GOAL OF THE EXERCISE:
Search the records for "Japanische". Copy every line where it appears.

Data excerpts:
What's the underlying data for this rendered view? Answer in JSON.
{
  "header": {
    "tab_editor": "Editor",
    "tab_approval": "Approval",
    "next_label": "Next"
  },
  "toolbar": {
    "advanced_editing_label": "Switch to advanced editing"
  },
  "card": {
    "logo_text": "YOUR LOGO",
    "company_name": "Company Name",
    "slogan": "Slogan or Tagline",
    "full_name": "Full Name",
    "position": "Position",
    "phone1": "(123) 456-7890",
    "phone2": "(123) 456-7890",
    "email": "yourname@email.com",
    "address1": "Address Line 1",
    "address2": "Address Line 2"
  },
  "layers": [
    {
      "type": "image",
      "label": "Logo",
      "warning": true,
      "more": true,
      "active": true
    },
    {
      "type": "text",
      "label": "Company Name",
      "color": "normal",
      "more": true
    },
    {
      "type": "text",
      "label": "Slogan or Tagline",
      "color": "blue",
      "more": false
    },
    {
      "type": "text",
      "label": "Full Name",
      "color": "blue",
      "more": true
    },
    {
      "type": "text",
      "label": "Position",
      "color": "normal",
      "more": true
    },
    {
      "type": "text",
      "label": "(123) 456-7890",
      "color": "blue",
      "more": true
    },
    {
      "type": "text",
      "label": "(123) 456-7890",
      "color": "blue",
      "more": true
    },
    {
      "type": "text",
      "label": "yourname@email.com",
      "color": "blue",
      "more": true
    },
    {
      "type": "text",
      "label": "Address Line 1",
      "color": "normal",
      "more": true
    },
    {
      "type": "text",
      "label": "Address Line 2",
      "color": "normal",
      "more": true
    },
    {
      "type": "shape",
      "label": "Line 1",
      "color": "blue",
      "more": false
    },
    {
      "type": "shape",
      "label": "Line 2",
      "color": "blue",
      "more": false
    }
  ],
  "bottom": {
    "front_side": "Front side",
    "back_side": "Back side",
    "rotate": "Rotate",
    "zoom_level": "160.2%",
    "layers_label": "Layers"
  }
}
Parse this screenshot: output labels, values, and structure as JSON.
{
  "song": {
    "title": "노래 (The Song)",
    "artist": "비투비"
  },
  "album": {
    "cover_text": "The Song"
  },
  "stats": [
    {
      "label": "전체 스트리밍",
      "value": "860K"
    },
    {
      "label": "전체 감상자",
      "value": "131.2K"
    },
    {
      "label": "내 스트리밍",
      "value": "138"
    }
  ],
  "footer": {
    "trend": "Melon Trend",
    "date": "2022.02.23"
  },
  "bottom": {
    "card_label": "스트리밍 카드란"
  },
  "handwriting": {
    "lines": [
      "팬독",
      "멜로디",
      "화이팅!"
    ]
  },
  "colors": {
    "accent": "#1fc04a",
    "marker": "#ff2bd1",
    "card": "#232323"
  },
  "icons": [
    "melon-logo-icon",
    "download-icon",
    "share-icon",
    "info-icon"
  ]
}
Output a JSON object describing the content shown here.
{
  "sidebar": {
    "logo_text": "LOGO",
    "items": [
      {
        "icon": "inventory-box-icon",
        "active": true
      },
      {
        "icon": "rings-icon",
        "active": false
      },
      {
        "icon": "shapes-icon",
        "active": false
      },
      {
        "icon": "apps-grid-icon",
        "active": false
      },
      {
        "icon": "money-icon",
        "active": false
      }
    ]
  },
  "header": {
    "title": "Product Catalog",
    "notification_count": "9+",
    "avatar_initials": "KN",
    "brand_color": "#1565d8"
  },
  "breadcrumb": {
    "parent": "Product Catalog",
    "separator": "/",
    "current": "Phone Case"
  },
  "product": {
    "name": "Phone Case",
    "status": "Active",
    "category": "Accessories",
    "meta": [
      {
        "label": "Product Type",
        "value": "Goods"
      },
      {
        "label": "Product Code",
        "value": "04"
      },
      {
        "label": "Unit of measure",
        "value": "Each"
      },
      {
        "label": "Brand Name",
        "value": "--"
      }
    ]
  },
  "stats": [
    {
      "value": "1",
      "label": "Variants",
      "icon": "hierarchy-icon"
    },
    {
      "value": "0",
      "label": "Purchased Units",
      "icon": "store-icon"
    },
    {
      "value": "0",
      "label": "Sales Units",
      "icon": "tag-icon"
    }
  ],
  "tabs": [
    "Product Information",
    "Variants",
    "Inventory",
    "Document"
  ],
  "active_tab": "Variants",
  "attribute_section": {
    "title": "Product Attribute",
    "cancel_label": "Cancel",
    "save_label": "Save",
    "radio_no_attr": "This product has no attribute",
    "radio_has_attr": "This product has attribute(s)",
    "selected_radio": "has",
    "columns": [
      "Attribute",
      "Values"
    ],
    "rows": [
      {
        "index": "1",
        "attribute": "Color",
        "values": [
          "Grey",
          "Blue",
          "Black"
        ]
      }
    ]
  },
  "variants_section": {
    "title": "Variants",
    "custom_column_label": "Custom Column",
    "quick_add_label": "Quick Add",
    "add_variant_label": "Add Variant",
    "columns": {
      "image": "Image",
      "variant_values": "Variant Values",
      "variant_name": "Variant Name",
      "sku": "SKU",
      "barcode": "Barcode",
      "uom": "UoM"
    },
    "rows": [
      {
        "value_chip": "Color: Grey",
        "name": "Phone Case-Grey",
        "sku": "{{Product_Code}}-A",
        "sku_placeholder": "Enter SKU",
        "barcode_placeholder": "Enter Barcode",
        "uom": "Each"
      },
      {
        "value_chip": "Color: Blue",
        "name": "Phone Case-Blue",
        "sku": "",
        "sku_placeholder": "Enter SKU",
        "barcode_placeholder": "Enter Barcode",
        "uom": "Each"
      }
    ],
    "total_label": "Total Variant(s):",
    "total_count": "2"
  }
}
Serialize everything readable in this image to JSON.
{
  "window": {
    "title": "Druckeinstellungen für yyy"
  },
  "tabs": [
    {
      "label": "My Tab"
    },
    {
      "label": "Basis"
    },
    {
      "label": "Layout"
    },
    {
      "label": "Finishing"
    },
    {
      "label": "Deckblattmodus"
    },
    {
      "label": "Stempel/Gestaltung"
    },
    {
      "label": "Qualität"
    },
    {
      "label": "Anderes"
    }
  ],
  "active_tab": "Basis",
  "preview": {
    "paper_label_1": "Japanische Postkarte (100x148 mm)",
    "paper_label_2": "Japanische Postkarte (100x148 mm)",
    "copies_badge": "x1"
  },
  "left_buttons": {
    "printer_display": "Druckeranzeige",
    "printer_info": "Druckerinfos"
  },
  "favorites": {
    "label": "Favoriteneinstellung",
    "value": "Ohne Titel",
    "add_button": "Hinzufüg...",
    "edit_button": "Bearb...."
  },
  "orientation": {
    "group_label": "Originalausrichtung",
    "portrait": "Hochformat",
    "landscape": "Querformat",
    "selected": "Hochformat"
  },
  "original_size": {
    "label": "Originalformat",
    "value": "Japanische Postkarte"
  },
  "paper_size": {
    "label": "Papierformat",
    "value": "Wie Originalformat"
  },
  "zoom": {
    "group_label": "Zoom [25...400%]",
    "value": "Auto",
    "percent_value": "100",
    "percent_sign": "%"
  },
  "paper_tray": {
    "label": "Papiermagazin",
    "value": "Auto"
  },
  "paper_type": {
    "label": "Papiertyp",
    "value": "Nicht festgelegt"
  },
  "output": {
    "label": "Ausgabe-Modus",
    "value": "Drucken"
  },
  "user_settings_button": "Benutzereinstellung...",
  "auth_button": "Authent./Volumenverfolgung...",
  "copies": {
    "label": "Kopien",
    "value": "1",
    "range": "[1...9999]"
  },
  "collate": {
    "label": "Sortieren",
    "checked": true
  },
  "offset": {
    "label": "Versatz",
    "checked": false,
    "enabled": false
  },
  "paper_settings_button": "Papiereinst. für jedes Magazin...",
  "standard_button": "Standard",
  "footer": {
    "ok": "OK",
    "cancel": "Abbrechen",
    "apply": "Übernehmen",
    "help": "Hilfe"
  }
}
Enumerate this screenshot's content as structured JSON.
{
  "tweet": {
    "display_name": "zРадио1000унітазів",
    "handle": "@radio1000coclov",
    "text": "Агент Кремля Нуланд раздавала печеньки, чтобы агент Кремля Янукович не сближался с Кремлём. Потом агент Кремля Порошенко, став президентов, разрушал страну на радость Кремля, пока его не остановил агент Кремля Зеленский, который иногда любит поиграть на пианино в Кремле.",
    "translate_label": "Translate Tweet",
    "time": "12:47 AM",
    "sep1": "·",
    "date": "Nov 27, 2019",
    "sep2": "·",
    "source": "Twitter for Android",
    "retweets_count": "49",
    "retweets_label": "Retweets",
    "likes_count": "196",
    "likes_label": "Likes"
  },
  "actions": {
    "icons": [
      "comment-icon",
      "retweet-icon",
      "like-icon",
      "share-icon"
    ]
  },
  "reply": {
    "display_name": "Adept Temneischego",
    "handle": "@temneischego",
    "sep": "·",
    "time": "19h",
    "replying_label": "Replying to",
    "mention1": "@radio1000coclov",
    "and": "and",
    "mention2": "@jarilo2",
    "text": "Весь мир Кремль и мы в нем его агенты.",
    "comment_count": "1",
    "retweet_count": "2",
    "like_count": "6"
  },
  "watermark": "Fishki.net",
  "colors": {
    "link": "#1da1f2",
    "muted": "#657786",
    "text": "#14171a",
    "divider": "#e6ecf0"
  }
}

TASK SOLUTION:
    "paper_label_1": "Japanische Postkarte (100x148 mm)",
    "paper_label_2": "Japanische Postkarte (100x148 mm)",
    "value": "Japanische Postkarte"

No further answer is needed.